• **Goal**: Images excluded, repeat each entry below exactly.

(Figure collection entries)
************

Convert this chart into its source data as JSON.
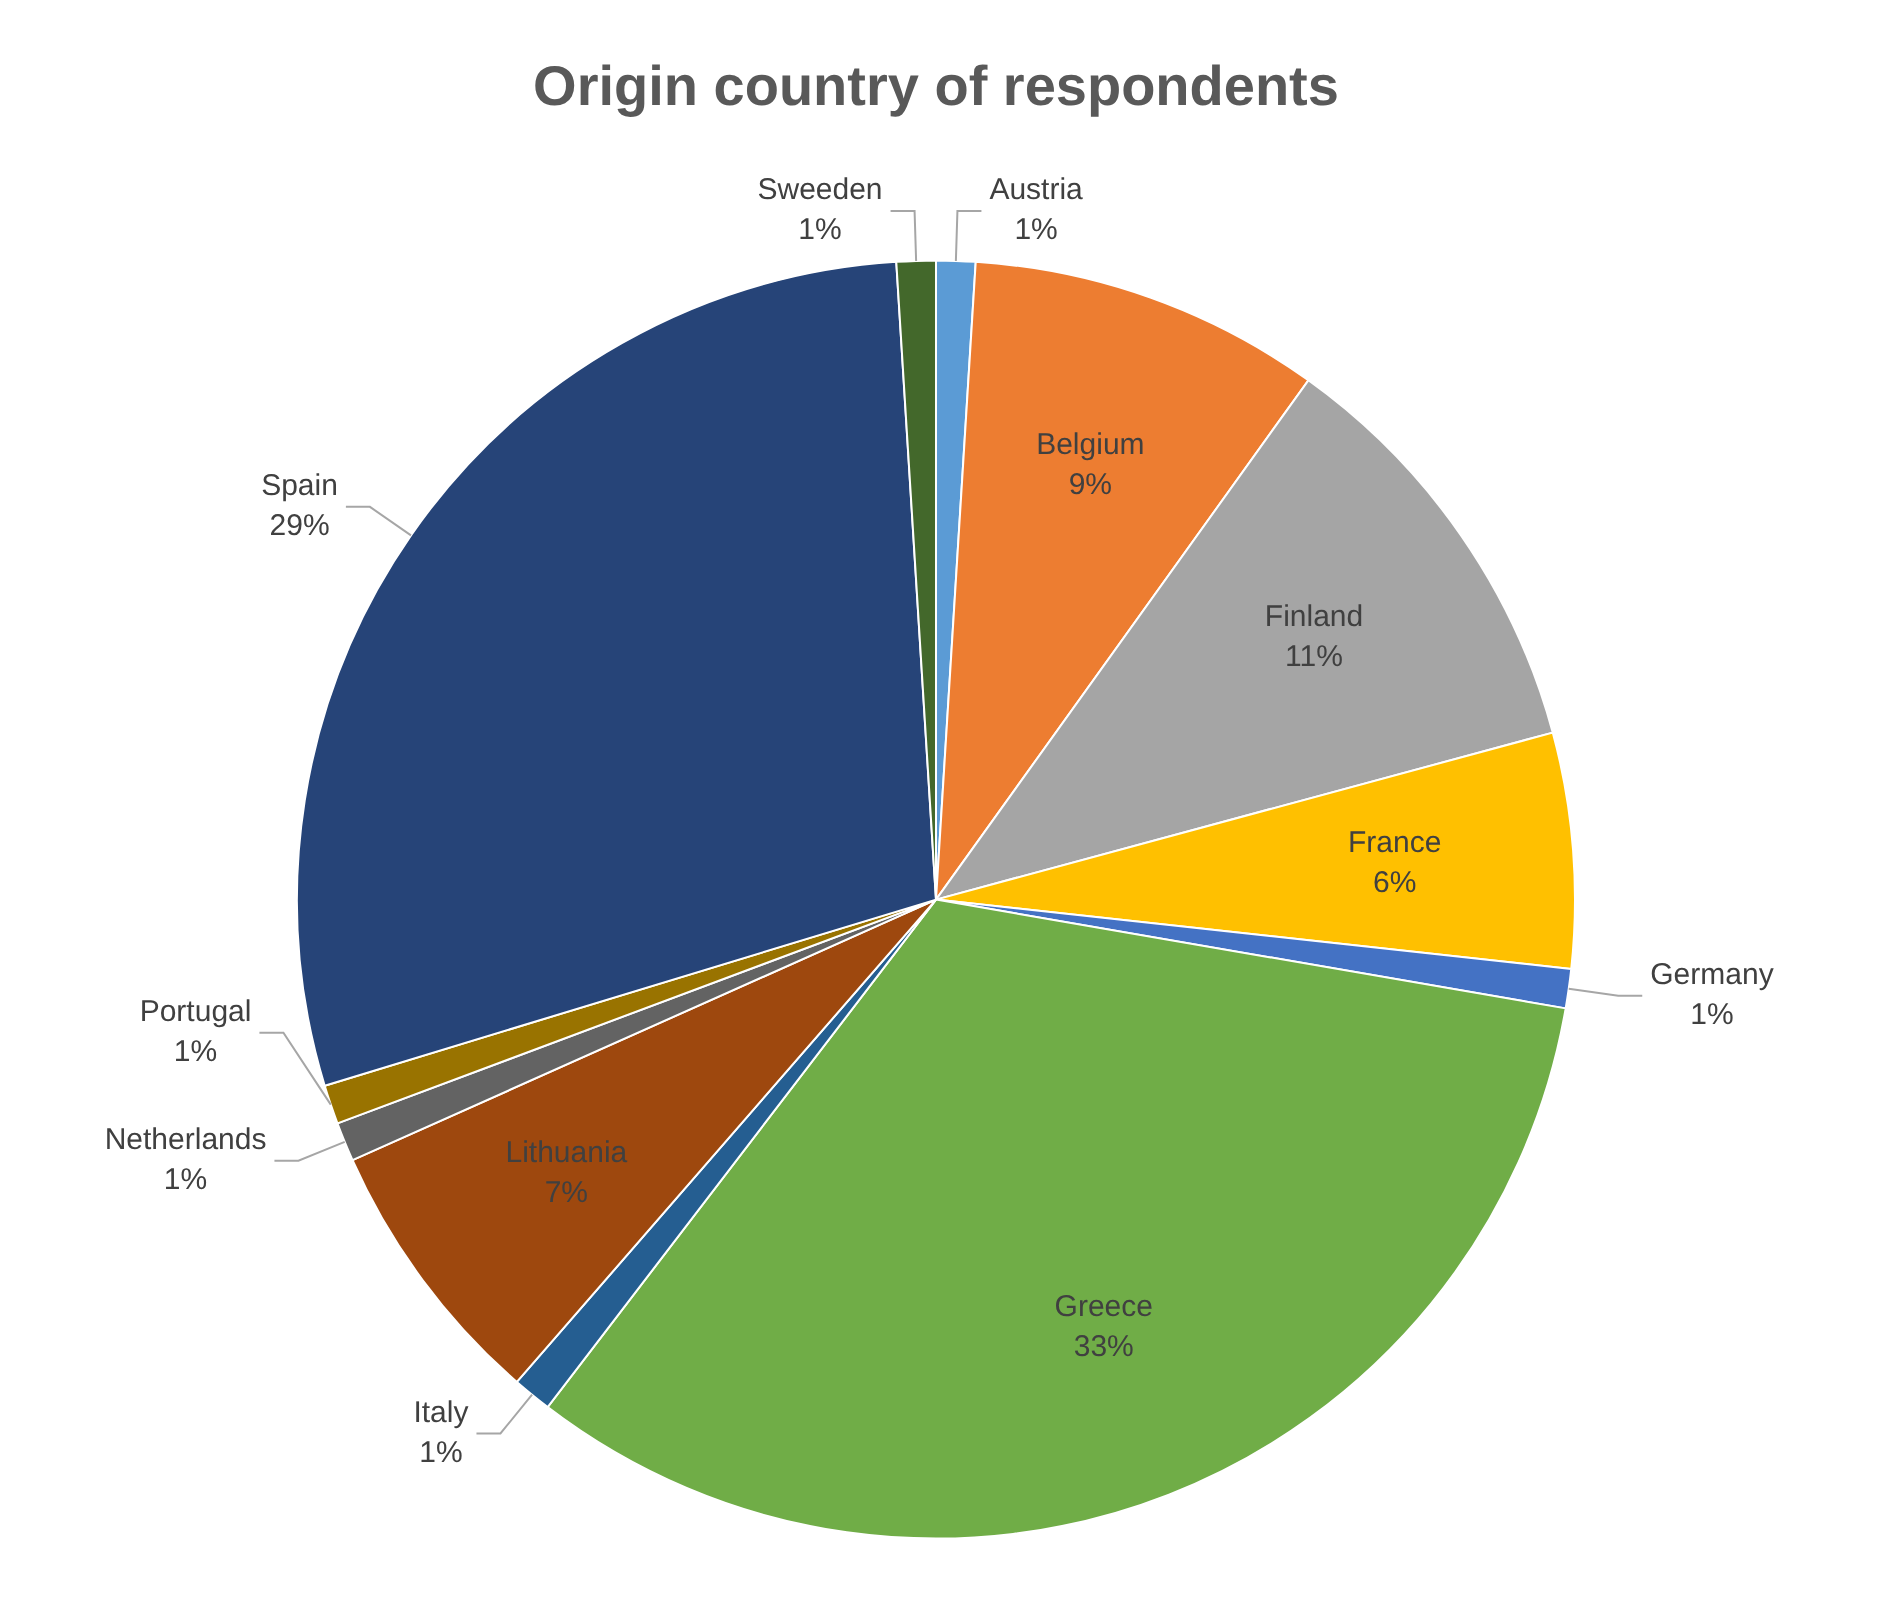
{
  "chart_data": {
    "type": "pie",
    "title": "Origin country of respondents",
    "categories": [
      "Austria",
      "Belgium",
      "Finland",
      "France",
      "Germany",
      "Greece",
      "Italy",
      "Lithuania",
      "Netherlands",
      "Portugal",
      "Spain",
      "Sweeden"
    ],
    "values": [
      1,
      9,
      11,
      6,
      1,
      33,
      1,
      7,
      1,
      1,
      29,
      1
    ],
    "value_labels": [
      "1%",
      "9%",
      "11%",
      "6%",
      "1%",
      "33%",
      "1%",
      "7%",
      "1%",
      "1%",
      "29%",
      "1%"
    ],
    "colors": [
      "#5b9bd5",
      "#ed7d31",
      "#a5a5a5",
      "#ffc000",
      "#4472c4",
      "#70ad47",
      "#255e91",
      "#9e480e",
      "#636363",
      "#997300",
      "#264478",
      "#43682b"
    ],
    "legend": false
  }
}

************

• **Written response**:
Convert this chart into its source data as JSON.
{
  "chart_data": {
    "type": "pie",
    "title": "Origin country of respondents",
    "categories": [
      "Austria",
      "Belgium",
      "Finland",
      "France",
      "Germany",
      "Greece",
      "Italy",
      "Lithuania",
      "Netherlands",
      "Portugal",
      "Spain",
      "Sweeden"
    ],
    "values": [
      1,
      9,
      11,
      6,
      1,
      33,
      1,
      7,
      1,
      1,
      29,
      1
    ],
    "value_labels": [
      "1%",
      "9%",
      "11%",
      "6%",
      "1%",
      "33%",
      "1%",
      "7%",
      "1%",
      "1%",
      "29%",
      "1%"
    ],
    "colors": [
      "#5b9bd5",
      "#ed7d31",
      "#a5a5a5",
      "#ffc000",
      "#4472c4",
      "#70ad47",
      "#255e91",
      "#9e480e",
      "#636363",
      "#997300",
      "#264478",
      "#43682b"
    ],
    "legend": false
  }
}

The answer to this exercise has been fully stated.